◆ **PROVIDED INFORMATION**
********
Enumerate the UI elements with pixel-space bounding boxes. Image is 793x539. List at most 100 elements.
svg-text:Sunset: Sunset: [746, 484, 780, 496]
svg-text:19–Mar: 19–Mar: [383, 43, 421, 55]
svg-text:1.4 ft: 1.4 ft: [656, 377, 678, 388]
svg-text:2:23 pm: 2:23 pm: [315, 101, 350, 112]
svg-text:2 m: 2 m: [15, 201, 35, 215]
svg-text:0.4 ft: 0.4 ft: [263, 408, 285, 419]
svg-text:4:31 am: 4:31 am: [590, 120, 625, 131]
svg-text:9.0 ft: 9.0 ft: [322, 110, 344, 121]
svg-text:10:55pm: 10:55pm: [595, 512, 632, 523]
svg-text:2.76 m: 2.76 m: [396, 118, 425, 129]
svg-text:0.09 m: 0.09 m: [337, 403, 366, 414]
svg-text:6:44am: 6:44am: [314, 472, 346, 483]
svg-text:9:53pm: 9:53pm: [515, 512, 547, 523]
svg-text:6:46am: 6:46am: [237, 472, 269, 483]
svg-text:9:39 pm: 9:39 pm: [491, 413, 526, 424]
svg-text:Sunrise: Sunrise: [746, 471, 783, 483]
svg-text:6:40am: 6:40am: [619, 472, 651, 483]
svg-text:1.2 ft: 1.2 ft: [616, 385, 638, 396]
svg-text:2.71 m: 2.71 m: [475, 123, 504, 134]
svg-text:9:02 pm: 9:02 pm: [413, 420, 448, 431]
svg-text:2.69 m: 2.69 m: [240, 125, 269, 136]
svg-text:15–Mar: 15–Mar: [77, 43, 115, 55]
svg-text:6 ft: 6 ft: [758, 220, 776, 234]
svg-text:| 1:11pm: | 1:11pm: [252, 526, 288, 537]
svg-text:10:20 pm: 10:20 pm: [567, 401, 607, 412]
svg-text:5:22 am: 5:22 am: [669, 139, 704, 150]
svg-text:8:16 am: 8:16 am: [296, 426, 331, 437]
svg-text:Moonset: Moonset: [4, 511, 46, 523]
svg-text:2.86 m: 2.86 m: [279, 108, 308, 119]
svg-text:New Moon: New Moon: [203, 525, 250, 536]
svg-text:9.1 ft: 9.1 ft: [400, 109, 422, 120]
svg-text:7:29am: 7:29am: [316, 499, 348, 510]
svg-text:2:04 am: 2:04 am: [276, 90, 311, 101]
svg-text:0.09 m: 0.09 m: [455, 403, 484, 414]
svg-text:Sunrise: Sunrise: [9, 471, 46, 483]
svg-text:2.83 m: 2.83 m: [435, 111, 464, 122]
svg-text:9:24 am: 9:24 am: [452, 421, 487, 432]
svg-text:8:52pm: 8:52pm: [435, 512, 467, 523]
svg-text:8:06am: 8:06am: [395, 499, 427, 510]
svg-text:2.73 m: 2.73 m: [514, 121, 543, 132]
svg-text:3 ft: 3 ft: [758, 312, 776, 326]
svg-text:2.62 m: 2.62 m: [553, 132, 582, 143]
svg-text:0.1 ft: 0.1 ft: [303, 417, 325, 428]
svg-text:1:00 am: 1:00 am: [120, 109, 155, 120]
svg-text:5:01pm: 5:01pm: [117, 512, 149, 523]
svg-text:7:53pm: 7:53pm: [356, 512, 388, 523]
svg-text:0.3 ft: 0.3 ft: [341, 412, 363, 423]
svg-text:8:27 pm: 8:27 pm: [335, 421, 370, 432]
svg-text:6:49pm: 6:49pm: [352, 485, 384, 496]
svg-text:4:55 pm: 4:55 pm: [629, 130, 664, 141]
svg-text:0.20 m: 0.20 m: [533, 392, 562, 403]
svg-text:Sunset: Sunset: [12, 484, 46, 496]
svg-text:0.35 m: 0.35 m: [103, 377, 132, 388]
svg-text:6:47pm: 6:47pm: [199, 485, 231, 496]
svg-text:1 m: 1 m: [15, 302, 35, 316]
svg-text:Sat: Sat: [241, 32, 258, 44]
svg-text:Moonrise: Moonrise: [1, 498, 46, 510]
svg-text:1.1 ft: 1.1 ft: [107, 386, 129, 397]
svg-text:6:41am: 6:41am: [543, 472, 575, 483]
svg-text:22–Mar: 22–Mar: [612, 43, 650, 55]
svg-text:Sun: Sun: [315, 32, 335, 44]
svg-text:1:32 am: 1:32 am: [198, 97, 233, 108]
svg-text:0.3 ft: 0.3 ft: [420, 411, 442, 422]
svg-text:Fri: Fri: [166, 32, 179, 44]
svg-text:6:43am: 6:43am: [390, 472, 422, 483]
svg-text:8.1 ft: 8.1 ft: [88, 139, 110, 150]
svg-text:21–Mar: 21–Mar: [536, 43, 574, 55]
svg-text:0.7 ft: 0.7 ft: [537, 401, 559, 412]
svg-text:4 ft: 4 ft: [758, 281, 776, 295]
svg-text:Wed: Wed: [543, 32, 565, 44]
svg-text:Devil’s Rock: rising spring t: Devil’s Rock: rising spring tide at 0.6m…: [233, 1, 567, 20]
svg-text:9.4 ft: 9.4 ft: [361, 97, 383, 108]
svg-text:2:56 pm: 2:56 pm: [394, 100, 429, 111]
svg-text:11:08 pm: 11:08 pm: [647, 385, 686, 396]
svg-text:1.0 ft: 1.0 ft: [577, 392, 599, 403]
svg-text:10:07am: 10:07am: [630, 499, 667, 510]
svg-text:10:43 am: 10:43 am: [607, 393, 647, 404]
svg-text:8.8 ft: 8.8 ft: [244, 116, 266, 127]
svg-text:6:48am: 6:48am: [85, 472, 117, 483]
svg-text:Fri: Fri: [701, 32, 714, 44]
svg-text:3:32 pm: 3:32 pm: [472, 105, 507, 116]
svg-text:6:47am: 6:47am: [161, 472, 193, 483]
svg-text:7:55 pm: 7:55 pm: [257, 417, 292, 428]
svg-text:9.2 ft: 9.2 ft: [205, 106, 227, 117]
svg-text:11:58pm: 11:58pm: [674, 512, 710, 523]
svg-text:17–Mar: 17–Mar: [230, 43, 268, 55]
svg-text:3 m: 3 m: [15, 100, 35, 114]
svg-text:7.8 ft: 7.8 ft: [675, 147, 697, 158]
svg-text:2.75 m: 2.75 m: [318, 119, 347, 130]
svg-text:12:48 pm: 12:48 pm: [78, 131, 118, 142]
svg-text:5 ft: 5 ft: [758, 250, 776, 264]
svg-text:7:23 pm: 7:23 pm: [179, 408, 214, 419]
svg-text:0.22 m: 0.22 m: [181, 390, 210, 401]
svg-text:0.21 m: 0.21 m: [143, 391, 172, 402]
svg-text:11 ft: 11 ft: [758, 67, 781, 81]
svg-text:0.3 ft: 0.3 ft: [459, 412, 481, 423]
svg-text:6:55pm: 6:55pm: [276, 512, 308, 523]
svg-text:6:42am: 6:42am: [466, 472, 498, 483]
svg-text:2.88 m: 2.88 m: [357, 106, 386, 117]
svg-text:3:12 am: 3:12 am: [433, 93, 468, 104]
********
◆ **YOUR OBJECTIVE**
Reproduce the records above, changing every occurrence of "Sunrise" to "Sunup" and leaving everything else untouched.

◆ **EXPECTED ANSWER**
Enumerate the UI elements with pixel-space bounding boxes. Image is 793x539. List at most 100 elements.
svg-text:Sunset: Sunset: [746, 484, 780, 496]
svg-text:19–Mar: 19–Mar: [383, 43, 421, 55]
svg-text:1.4 ft: 1.4 ft: [656, 377, 678, 388]
svg-text:2:23 pm: 2:23 pm: [315, 101, 350, 112]
svg-text:2 m: 2 m: [15, 201, 35, 215]
svg-text:0.4 ft: 0.4 ft: [263, 408, 285, 419]
svg-text:4:31 am: 4:31 am: [590, 120, 625, 131]
svg-text:9.0 ft: 9.0 ft: [322, 110, 344, 121]
svg-text:10:55pm: 10:55pm: [595, 512, 632, 523]
svg-text:2.76 m: 2.76 m: [396, 118, 425, 129]
svg-text:0.09 m: 0.09 m: [337, 403, 366, 414]
svg-text:6:44am: 6:44am: [314, 472, 346, 483]
svg-text:9:53pm: 9:53pm: [515, 512, 547, 523]
svg-text:6:46am: 6:46am: [237, 472, 269, 483]
svg-text:9:39 pm: 9:39 pm: [491, 413, 526, 424]
svg-text:Sunup: Sunup: [746, 471, 783, 483]
svg-text:6:40am: 6:40am: [619, 472, 651, 483]
svg-text:1.2 ft: 1.2 ft: [616, 385, 638, 396]
svg-text:2.71 m: 2.71 m: [475, 123, 504, 134]
svg-text:9:02 pm: 9:02 pm: [413, 420, 448, 431]
svg-text:2.69 m: 2.69 m: [240, 125, 269, 136]
svg-text:15–Mar: 15–Mar: [77, 43, 115, 55]
svg-text:6 ft: 6 ft: [758, 220, 776, 234]
svg-text:| 1:11pm: | 1:11pm: [252, 526, 288, 537]
svg-text:10:20 pm: 10:20 pm: [567, 401, 607, 412]
svg-text:5:22 am: 5:22 am: [669, 139, 704, 150]
svg-text:8:16 am: 8:16 am: [296, 426, 331, 437]
svg-text:Moonset: Moonset: [4, 511, 46, 523]
svg-text:2.86 m: 2.86 m: [279, 108, 308, 119]
svg-text:New Moon: New Moon: [203, 525, 250, 536]
svg-text:9.1 ft: 9.1 ft: [400, 109, 422, 120]
svg-text:7:29am: 7:29am: [316, 499, 348, 510]
svg-text:2:04 am: 2:04 am: [276, 90, 311, 101]
svg-text:0.09 m: 0.09 m: [455, 403, 484, 414]
svg-text:Sunup: Sunup: [9, 471, 46, 483]
svg-text:2.83 m: 2.83 m: [435, 111, 464, 122]
svg-text:9:24 am: 9:24 am: [452, 421, 487, 432]
svg-text:8:52pm: 8:52pm: [435, 512, 467, 523]
svg-text:8:06am: 8:06am: [395, 499, 427, 510]
svg-text:2.73 m: 2.73 m: [514, 121, 543, 132]
svg-text:3 ft: 3 ft: [758, 312, 776, 326]
svg-text:2.62 m: 2.62 m: [553, 132, 582, 143]
svg-text:0.1 ft: 0.1 ft: [303, 417, 325, 428]
svg-text:1:00 am: 1:00 am: [120, 109, 155, 120]
svg-text:5:01pm: 5:01pm: [117, 512, 149, 523]
svg-text:7:53pm: 7:53pm: [356, 512, 388, 523]
svg-text:0.3 ft: 0.3 ft: [341, 412, 363, 423]
svg-text:8:27 pm: 8:27 pm: [335, 421, 370, 432]
svg-text:6:49pm: 6:49pm: [352, 485, 384, 496]
svg-text:4:55 pm: 4:55 pm: [629, 130, 664, 141]
svg-text:0.20 m: 0.20 m: [533, 392, 562, 403]
svg-text:Sunset: Sunset: [12, 484, 46, 496]
svg-text:0.35 m: 0.35 m: [103, 377, 132, 388]
svg-text:6:47pm: 6:47pm: [199, 485, 231, 496]
svg-text:1 m: 1 m: [15, 302, 35, 316]
svg-text:Sat: Sat: [241, 32, 258, 44]
svg-text:Moonrise: Moonrise: [1, 498, 46, 510]
svg-text:1.1 ft: 1.1 ft: [107, 386, 129, 397]
svg-text:6:41am: 6:41am: [543, 472, 575, 483]
svg-text:22–Mar: 22–Mar: [612, 43, 650, 55]
svg-text:Sun: Sun: [315, 32, 335, 44]
svg-text:1:32 am: 1:32 am: [198, 97, 233, 108]
svg-text:0.3 ft: 0.3 ft: [420, 411, 442, 422]
svg-text:Fri: Fri: [166, 32, 179, 44]
svg-text:6:43am: 6:43am: [390, 472, 422, 483]
svg-text:8.1 ft: 8.1 ft: [88, 139, 110, 150]
svg-text:21–Mar: 21–Mar: [536, 43, 574, 55]
svg-text:0.7 ft: 0.7 ft: [537, 401, 559, 412]
svg-text:4 ft: 4 ft: [758, 281, 776, 295]
svg-text:Wed: Wed: [543, 32, 565, 44]
svg-text:Devil’s Rock: rising spring t: Devil’s Rock: rising spring tide at 0.6m…: [233, 1, 567, 20]
svg-text:9.4 ft: 9.4 ft: [361, 97, 383, 108]
svg-text:2:56 pm: 2:56 pm: [394, 100, 429, 111]
svg-text:11:08 pm: 11:08 pm: [647, 385, 686, 396]
svg-text:1.0 ft: 1.0 ft: [577, 392, 599, 403]
svg-text:10:07am: 10:07am: [630, 499, 667, 510]
svg-text:10:43 am: 10:43 am: [607, 393, 647, 404]
svg-text:8.8 ft: 8.8 ft: [244, 116, 266, 127]
svg-text:6:48am: 6:48am: [85, 472, 117, 483]
svg-text:Fri: Fri: [701, 32, 714, 44]
svg-text:3:32 pm: 3:32 pm: [472, 105, 507, 116]
svg-text:6:47am: 6:47am: [161, 472, 193, 483]
svg-text:7:55 pm: 7:55 pm: [257, 417, 292, 428]
svg-text:9.2 ft: 9.2 ft: [205, 106, 227, 117]
svg-text:11:58pm: 11:58pm: [674, 512, 710, 523]
svg-text:17–Mar: 17–Mar: [230, 43, 268, 55]
svg-text:3 m: 3 m: [15, 100, 35, 114]
svg-text:7.8 ft: 7.8 ft: [675, 147, 697, 158]
svg-text:2.75 m: 2.75 m: [318, 119, 347, 130]
svg-text:12:48 pm: 12:48 pm: [78, 131, 118, 142]
svg-text:5 ft: 5 ft: [758, 250, 776, 264]
svg-text:7:23 pm: 7:23 pm: [179, 408, 214, 419]
svg-text:0.22 m: 0.22 m: [181, 390, 210, 401]
svg-text:0.21 m: 0.21 m: [143, 391, 172, 402]
svg-text:11 ft: 11 ft: [758, 67, 781, 81]
svg-text:0.3 ft: 0.3 ft: [459, 412, 481, 423]
svg-text:6:55pm: 6:55pm: [276, 512, 308, 523]
svg-text:6:42am: 6:42am: [466, 472, 498, 483]
svg-text:2.88 m: 2.88 m: [357, 106, 386, 117]
svg-text:3:12 am: 3:12 am: [433, 93, 468, 104]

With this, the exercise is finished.